Short task: Extract all of the entries and give them again, word for word.

%%

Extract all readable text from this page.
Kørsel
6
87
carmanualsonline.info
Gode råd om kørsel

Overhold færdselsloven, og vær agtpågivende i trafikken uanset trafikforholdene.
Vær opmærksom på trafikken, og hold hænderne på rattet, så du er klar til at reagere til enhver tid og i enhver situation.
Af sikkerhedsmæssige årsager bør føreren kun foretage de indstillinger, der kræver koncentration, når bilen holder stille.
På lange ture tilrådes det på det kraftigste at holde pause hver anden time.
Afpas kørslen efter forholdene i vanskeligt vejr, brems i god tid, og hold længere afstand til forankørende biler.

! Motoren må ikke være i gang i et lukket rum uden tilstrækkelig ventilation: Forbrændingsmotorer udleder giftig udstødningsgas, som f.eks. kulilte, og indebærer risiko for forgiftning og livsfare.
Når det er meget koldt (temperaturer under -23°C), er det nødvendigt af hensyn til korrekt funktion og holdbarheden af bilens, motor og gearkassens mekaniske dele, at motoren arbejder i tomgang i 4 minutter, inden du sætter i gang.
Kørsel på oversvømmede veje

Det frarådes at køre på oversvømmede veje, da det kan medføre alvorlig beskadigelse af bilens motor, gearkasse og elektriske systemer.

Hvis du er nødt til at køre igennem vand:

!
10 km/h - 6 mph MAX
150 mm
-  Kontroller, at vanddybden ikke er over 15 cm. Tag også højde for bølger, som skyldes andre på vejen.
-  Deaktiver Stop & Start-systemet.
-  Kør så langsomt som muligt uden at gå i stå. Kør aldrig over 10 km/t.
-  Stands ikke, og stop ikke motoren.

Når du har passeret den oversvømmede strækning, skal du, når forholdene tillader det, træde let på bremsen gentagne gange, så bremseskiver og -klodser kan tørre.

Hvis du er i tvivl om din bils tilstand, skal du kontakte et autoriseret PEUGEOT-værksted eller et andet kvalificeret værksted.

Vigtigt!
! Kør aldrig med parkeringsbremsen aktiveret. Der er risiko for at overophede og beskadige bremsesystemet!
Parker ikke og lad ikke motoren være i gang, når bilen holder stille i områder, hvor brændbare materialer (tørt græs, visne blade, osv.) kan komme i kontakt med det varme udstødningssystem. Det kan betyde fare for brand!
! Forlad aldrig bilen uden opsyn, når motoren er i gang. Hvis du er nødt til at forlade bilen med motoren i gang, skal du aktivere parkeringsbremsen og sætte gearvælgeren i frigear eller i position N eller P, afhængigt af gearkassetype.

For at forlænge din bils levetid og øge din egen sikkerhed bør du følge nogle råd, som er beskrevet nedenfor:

%%

Exercise answer:
Extract all readable text from this page.
Kørsel
6
87
carmanualsonline.info
Gode råd om kørsel

Overhold færdselsloven, og vær agtpågivende i trafikken uanset trafikforholdene.
Vær opmærksom på trafikken, og hold hænderne på rattet, så du er klar til at reagere til enhver tid og i enhver situation.
Af sikkerhedsmæssige årsager bør føreren kun foretage de indstillinger, der kræver koncentration, når bilen holder stille.
På lange ture tilrådes det på det kraftigste at holde pause hver anden time.
Afpas kørslen efter forholdene i vanskeligt vejr, brems i god tid, og hold længere afstand til forankørende biler.

! Motoren må ikke være i gang i et lukket rum uden tilstrækkelig ventilation: Forbrændingsmotorer udleder giftig udstødningsgas, som f.eks. kulilte, og indebærer risiko for forgiftning og livsfare.
Når det er meget koldt (temperaturer under -23°C), er det nødvendigt af hensyn til korrekt funktion og holdbarheden af bilens, motor og gearkassens mekaniske dele, at motoren arbejder i tomgang i 4 minutter, inden du sætter i gang.
Kørsel på oversvømmede veje

Det frarådes at køre på oversvømmede veje, da det kan medføre alvorlig beskadigelse af bilens motor, gearkasse og elektriske systemer.

Hvis du er nødt til at køre igennem vand:

!
10 km/h - 6 mph MAX
150 mm
-  Kontroller, at vanddybden ikke er over 15 cm. Tag også højde for bølger, som skyldes andre på vejen.
-  Deaktiver Stop & Start-systemet.
-  Kør så langsomt som muligt uden at gå i stå. Kør aldrig over 10 km/t.
-  Stands ikke, og stop ikke motoren.

Når du har passeret den oversvømmede strækning, skal du, når forholdene tillader det, træde let på bremsen gentagne gange, så bremseskiver og -klodser kan tørre.

Hvis du er i tvivl om din bils tilstand, skal du kontakte et autoriseret PEUGEOT-værksted eller et andet kvalificeret værksted.

Vigtigt!
! Kør aldrig med parkeringsbremsen aktiveret. Der er risiko for at overophede og beskadige bremsesystemet!
Parker ikke og lad ikke motoren være i gang, når bilen holder stille i områder, hvor brændbare materialer (tørt græs, visne blade, osv.) kan komme i kontakt med det varme udstødningssystem. Det kan betyde fare for brand!
! Forlad aldrig bilen uden opsyn, når motoren er i gang. Hvis du er nødt til at forlade bilen med motoren i gang, skal du aktivere parkeringsbremsen og sætte gearvælgeren i frigear eller i position N eller P, afhængigt af gearkassetype.

For at forlænge din bils levetid og øge din egen sikkerhed bør du følge nogle råd, som er beskrevet nedenfor:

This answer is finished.